EXERCISE:
Present the data once more in exactly its original form.

PROVIDED ENTRIES:
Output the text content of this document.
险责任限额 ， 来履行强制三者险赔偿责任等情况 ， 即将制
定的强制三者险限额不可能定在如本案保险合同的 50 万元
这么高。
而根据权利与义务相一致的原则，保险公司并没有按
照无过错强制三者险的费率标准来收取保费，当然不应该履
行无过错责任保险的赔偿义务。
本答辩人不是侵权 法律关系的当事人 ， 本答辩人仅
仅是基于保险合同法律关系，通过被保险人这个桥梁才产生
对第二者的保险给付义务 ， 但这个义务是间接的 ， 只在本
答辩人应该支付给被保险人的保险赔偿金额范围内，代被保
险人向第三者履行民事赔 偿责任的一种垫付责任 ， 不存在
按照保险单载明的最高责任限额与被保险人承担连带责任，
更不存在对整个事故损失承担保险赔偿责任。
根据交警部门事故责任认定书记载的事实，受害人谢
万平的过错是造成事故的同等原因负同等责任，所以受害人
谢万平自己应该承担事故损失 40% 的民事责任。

RESULT OF THIS TASK:
Output the text content of this document.
险责任限额 ， 来履行强制三者险赔偿责任等情况 ， 即将制
定的强制三者险限额不可能定在如本案保险合同的 50 万元
这么高。
而根据权利与义务相一致的原则，保险公司并没有按
照无过错强制三者险的费率标准来收取保费，当然不应该履
行无过错责任保险的赔偿义务。
本答辩人不是侵权 法律关系的当事人 ， 本答辩人仅
仅是基于保险合同法律关系，通过被保险人这个桥梁才产生
对第二者的保险给付义务 ， 但这个义务是间接的 ， 只在本
答辩人应该支付给被保险人的保险赔偿金额范围内，代被保
险人向第三者履行民事赔 偿责任的一种垫付责任 ， 不存在
按照保险单载明的最高责任限额与被保险人承担连带责任，
更不存在对整个事故损失承担保险赔偿责任。
根据交警部门事故责任认定书记载的事实，受害人谢
万平的过错是造成事故的同等原因负同等责任，所以受害人
谢万平自己应该承担事故损失 40% 的民事责任。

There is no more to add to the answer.